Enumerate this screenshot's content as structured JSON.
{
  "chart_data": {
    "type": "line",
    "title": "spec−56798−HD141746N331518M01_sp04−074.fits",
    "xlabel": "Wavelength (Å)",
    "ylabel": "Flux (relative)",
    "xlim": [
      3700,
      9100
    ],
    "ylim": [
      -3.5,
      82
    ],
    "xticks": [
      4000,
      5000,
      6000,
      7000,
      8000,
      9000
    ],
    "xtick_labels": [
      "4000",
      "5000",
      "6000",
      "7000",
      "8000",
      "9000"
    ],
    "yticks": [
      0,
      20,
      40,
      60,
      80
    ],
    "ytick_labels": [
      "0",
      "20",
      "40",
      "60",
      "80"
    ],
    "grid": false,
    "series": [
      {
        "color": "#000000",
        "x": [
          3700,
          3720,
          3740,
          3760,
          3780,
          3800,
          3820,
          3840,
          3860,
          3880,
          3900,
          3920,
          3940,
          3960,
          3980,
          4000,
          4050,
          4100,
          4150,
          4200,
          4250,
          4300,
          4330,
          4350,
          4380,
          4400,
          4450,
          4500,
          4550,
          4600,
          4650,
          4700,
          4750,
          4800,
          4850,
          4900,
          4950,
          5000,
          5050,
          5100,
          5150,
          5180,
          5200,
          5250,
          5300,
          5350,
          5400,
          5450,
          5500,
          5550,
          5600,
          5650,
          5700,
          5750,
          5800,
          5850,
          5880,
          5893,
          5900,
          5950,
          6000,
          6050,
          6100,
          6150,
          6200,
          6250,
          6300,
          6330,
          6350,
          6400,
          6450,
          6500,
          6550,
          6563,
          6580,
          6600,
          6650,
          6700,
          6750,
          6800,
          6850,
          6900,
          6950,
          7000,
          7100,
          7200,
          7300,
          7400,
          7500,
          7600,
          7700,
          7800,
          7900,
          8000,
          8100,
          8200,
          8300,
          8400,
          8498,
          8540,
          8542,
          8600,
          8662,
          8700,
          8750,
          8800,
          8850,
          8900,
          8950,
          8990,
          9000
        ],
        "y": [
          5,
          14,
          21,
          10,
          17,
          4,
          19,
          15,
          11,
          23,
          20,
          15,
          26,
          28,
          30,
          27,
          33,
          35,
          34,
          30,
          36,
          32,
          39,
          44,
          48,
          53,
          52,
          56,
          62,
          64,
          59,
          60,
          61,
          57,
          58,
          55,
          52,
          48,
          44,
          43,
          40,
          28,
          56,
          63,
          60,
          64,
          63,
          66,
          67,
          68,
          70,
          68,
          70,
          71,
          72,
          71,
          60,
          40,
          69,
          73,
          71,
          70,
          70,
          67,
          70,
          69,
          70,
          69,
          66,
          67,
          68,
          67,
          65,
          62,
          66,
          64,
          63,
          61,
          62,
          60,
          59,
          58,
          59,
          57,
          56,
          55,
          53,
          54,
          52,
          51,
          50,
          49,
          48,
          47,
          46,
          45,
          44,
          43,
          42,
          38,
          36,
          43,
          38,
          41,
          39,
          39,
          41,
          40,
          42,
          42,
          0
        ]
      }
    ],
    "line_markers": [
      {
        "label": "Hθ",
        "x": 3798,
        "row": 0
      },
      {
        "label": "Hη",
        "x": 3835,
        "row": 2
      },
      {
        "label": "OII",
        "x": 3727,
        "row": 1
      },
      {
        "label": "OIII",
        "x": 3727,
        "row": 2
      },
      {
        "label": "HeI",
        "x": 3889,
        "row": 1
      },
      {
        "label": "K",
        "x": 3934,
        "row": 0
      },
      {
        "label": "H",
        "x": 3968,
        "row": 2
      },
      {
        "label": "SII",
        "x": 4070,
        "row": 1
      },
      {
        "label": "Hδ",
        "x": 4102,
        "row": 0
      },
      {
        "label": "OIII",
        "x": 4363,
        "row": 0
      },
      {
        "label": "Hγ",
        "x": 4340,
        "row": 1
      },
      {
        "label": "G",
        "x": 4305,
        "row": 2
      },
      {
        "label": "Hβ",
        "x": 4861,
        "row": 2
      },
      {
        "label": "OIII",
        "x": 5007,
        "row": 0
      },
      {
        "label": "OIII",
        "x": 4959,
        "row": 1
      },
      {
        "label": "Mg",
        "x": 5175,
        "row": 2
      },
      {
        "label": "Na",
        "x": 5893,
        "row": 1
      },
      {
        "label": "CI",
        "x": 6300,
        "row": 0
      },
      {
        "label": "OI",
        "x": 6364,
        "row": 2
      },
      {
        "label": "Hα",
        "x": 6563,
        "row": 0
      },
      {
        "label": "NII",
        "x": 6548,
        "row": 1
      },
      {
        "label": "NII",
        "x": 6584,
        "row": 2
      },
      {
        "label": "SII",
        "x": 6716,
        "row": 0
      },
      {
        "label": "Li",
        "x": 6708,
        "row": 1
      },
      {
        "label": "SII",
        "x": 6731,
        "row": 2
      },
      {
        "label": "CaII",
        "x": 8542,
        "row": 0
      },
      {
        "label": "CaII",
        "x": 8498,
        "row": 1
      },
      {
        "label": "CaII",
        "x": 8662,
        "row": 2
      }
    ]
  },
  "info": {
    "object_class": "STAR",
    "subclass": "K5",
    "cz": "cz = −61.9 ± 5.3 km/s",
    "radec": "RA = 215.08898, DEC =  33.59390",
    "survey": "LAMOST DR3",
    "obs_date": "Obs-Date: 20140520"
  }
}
┄┄┄┄┄┄┄┄┄┄┄┄┄┄┄┄┄┄┄┄
WHAT IS EXPECTED.
Extract the listing in its entirety, matching it exactly.

EXERCISE SOLUTION.
Enumerate this screenshot's content as structured JSON.
{
  "chart_data": {
    "type": "line",
    "title": "spec−56798−HD141746N331518M01_sp04−074.fits",
    "xlabel": "Wavelength (Å)",
    "ylabel": "Flux (relative)",
    "xlim": [
      3700,
      9100
    ],
    "ylim": [
      -3.5,
      82
    ],
    "xticks": [
      4000,
      5000,
      6000,
      7000,
      8000,
      9000
    ],
    "xtick_labels": [
      "4000",
      "5000",
      "6000",
      "7000",
      "8000",
      "9000"
    ],
    "yticks": [
      0,
      20,
      40,
      60,
      80
    ],
    "ytick_labels": [
      "0",
      "20",
      "40",
      "60",
      "80"
    ],
    "grid": false,
    "series": [
      {
        "color": "#000000",
        "x": [
          3700,
          3720,
          3740,
          3760,
          3780,
          3800,
          3820,
          3840,
          3860,
          3880,
          3900,
          3920,
          3940,
          3960,
          3980,
          4000,
          4050,
          4100,
          4150,
          4200,
          4250,
          4300,
          4330,
          4350,
          4380,
          4400,
          4450,
          4500,
          4550,
          4600,
          4650,
          4700,
          4750,
          4800,
          4850,
          4900,
          4950,
          5000,
          5050,
          5100,
          5150,
          5180,
          5200,
          5250,
          5300,
          5350,
          5400,
          5450,
          5500,
          5550,
          5600,
          5650,
          5700,
          5750,
          5800,
          5850,
          5880,
          5893,
          5900,
          5950,
          6000,
          6050,
          6100,
          6150,
          6200,
          6250,
          6300,
          6330,
          6350,
          6400,
          6450,
          6500,
          6550,
          6563,
          6580,
          6600,
          6650,
          6700,
          6750,
          6800,
          6850,
          6900,
          6950,
          7000,
          7100,
          7200,
          7300,
          7400,
          7500,
          7600,
          7700,
          7800,
          7900,
          8000,
          8100,
          8200,
          8300,
          8400,
          8498,
          8540,
          8542,
          8600,
          8662,
          8700,
          8750,
          8800,
          8850,
          8900,
          8950,
          8990,
          9000
        ],
        "y": [
          5,
          14,
          21,
          10,
          17,
          4,
          19,
          15,
          11,
          23,
          20,
          15,
          26,
          28,
          30,
          27,
          33,
          35,
          34,
          30,
          36,
          32,
          39,
          44,
          48,
          53,
          52,
          56,
          62,
          64,
          59,
          60,
          61,
          57,
          58,
          55,
          52,
          48,
          44,
          43,
          40,
          28,
          56,
          63,
          60,
          64,
          63,
          66,
          67,
          68,
          70,
          68,
          70,
          71,
          72,
          71,
          60,
          40,
          69,
          73,
          71,
          70,
          70,
          67,
          70,
          69,
          70,
          69,
          66,
          67,
          68,
          67,
          65,
          62,
          66,
          64,
          63,
          61,
          62,
          60,
          59,
          58,
          59,
          57,
          56,
          55,
          53,
          54,
          52,
          51,
          50,
          49,
          48,
          47,
          46,
          45,
          44,
          43,
          42,
          38,
          36,
          43,
          38,
          41,
          39,
          39,
          41,
          40,
          42,
          42,
          0
        ]
      }
    ],
    "line_markers": [
      {
        "label": "Hθ",
        "x": 3798,
        "row": 0
      },
      {
        "label": "Hη",
        "x": 3835,
        "row": 2
      },
      {
        "label": "OII",
        "x": 3727,
        "row": 1
      },
      {
        "label": "OIII",
        "x": 3727,
        "row": 2
      },
      {
        "label": "HeI",
        "x": 3889,
        "row": 1
      },
      {
        "label": "K",
        "x": 3934,
        "row": 0
      },
      {
        "label": "H",
        "x": 3968,
        "row": 2
      },
      {
        "label": "SII",
        "x": 4070,
        "row": 1
      },
      {
        "label": "Hδ",
        "x": 4102,
        "row": 0
      },
      {
        "label": "OIII",
        "x": 4363,
        "row": 0
      },
      {
        "label": "Hγ",
        "x": 4340,
        "row": 1
      },
      {
        "label": "G",
        "x": 4305,
        "row": 2
      },
      {
        "label": "Hβ",
        "x": 4861,
        "row": 2
      },
      {
        "label": "OIII",
        "x": 5007,
        "row": 0
      },
      {
        "label": "OIII",
        "x": 4959,
        "row": 1
      },
      {
        "label": "Mg",
        "x": 5175,
        "row": 2
      },
      {
        "label": "Na",
        "x": 5893,
        "row": 1
      },
      {
        "label": "CI",
        "x": 6300,
        "row": 0
      },
      {
        "label": "OI",
        "x": 6364,
        "row": 2
      },
      {
        "label": "Hα",
        "x": 6563,
        "row": 0
      },
      {
        "label": "NII",
        "x": 6548,
        "row": 1
      },
      {
        "label": "NII",
        "x": 6584,
        "row": 2
      },
      {
        "label": "SII",
        "x": 6716,
        "row": 0
      },
      {
        "label": "Li",
        "x": 6708,
        "row": 1
      },
      {
        "label": "SII",
        "x": 6731,
        "row": 2
      },
      {
        "label": "CaII",
        "x": 8542,
        "row": 0
      },
      {
        "label": "CaII",
        "x": 8498,
        "row": 1
      },
      {
        "label": "CaII",
        "x": 8662,
        "row": 2
      }
    ]
  },
  "info": {
    "object_class": "STAR",
    "subclass": "K5",
    "cz": "cz = −61.9 ± 5.3 km/s",
    "radec": "RA = 215.08898, DEC =  33.59390",
    "survey": "LAMOST DR3",
    "obs_date": "Obs-Date: 20140520"
  }
}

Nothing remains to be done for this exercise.